Extracted records:
——
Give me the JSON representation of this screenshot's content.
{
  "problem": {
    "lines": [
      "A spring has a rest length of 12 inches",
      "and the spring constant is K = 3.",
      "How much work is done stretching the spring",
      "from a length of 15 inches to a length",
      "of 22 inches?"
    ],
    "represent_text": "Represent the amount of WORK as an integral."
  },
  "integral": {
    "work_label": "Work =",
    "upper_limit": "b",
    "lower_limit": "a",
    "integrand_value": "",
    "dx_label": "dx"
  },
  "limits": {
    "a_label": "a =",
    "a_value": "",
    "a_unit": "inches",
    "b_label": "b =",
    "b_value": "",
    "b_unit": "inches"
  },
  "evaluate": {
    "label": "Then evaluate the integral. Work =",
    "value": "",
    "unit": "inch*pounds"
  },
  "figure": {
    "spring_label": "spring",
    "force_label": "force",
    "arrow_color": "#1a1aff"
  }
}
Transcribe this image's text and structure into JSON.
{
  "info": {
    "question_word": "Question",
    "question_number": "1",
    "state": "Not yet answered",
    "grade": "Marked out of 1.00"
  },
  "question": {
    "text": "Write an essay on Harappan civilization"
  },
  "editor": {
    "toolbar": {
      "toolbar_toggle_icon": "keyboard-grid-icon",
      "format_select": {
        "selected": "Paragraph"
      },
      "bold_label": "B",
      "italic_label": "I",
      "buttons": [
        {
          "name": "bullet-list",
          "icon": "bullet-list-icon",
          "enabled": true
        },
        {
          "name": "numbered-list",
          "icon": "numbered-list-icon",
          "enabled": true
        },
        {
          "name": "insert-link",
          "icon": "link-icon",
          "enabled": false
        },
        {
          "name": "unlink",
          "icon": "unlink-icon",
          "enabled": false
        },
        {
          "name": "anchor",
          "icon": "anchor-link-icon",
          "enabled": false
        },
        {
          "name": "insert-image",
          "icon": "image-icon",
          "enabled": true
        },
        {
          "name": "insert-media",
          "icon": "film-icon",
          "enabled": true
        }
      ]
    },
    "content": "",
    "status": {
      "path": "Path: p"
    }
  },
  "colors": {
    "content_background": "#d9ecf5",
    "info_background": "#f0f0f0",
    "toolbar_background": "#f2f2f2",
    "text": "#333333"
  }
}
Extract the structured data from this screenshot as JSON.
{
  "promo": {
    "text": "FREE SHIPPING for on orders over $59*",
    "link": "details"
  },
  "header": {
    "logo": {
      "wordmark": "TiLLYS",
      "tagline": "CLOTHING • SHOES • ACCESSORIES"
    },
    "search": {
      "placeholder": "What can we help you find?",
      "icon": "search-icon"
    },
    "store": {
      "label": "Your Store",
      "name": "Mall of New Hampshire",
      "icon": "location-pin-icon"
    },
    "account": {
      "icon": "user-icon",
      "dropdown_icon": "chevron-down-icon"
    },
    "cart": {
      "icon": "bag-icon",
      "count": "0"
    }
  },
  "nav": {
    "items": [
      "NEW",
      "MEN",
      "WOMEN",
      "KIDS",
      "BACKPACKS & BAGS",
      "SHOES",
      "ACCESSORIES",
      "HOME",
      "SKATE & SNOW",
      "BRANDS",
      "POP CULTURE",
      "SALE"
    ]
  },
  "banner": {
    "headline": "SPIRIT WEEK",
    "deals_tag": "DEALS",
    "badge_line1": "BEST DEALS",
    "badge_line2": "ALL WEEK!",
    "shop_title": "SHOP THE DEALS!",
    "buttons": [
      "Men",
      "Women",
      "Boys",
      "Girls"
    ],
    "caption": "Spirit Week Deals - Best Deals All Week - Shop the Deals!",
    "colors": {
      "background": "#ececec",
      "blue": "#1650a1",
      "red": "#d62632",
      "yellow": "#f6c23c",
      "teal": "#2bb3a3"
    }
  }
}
——
Print every record above exactly as written.

(The reply):
Give me the JSON representation of this screenshot's content.
{
  "problem": {
    "lines": [
      "A spring has a rest length of 12 inches",
      "and the spring constant is K = 3.",
      "How much work is done stretching the spring",
      "from a length of 15 inches to a length",
      "of 22 inches?"
    ],
    "represent_text": "Represent the amount of WORK as an integral."
  },
  "integral": {
    "work_label": "Work =",
    "upper_limit": "b",
    "lower_limit": "a",
    "integrand_value": "",
    "dx_label": "dx"
  },
  "limits": {
    "a_label": "a =",
    "a_value": "",
    "a_unit": "inches",
    "b_label": "b =",
    "b_value": "",
    "b_unit": "inches"
  },
  "evaluate": {
    "label": "Then evaluate the integral. Work =",
    "value": "",
    "unit": "inch*pounds"
  },
  "figure": {
    "spring_label": "spring",
    "force_label": "force",
    "arrow_color": "#1a1aff"
  }
}
Transcribe this image's text and structure into JSON.
{
  "info": {
    "question_word": "Question",
    "question_number": "1",
    "state": "Not yet answered",
    "grade": "Marked out of 1.00"
  },
  "question": {
    "text": "Write an essay on Harappan civilization"
  },
  "editor": {
    "toolbar": {
      "toolbar_toggle_icon": "keyboard-grid-icon",
      "format_select": {
        "selected": "Paragraph"
      },
      "bold_label": "B",
      "italic_label": "I",
      "buttons": [
        {
          "name": "bullet-list",
          "icon": "bullet-list-icon",
          "enabled": true
        },
        {
          "name": "numbered-list",
          "icon": "numbered-list-icon",
          "enabled": true
        },
        {
          "name": "insert-link",
          "icon": "link-icon",
          "enabled": false
        },
        {
          "name": "unlink",
          "icon": "unlink-icon",
          "enabled": false
        },
        {
          "name": "anchor",
          "icon": "anchor-link-icon",
          "enabled": false
        },
        {
          "name": "insert-image",
          "icon": "image-icon",
          "enabled": true
        },
        {
          "name": "insert-media",
          "icon": "film-icon",
          "enabled": true
        }
      ]
    },
    "content": "",
    "status": {
      "path": "Path: p"
    }
  },
  "colors": {
    "content_background": "#d9ecf5",
    "info_background": "#f0f0f0",
    "toolbar_background": "#f2f2f2",
    "text": "#333333"
  }
}
Extract the structured data from this screenshot as JSON.
{
  "promo": {
    "text": "FREE SHIPPING for on orders over $59*",
    "link": "details"
  },
  "header": {
    "logo": {
      "wordmark": "TiLLYS",
      "tagline": "CLOTHING • SHOES • ACCESSORIES"
    },
    "search": {
      "placeholder": "What can we help you find?",
      "icon": "search-icon"
    },
    "store": {
      "label": "Your Store",
      "name": "Mall of New Hampshire",
      "icon": "location-pin-icon"
    },
    "account": {
      "icon": "user-icon",
      "dropdown_icon": "chevron-down-icon"
    },
    "cart": {
      "icon": "bag-icon",
      "count": "0"
    }
  },
  "nav": {
    "items": [
      "NEW",
      "MEN",
      "WOMEN",
      "KIDS",
      "BACKPACKS & BAGS",
      "SHOES",
      "ACCESSORIES",
      "HOME",
      "SKATE & SNOW",
      "BRANDS",
      "POP CULTURE",
      "SALE"
    ]
  },
  "banner": {
    "headline": "SPIRIT WEEK",
    "deals_tag": "DEALS",
    "badge_line1": "BEST DEALS",
    "badge_line2": "ALL WEEK!",
    "shop_title": "SHOP THE DEALS!",
    "buttons": [
      "Men",
      "Women",
      "Boys",
      "Girls"
    ],
    "caption": "Spirit Week Deals - Best Deals All Week - Shop the Deals!",
    "colors": {
      "background": "#ececec",
      "blue": "#1650a1",
      "red": "#d62632",
      "yellow": "#f6c23c",
      "teal": "#2bb3a3"
    }
  }
}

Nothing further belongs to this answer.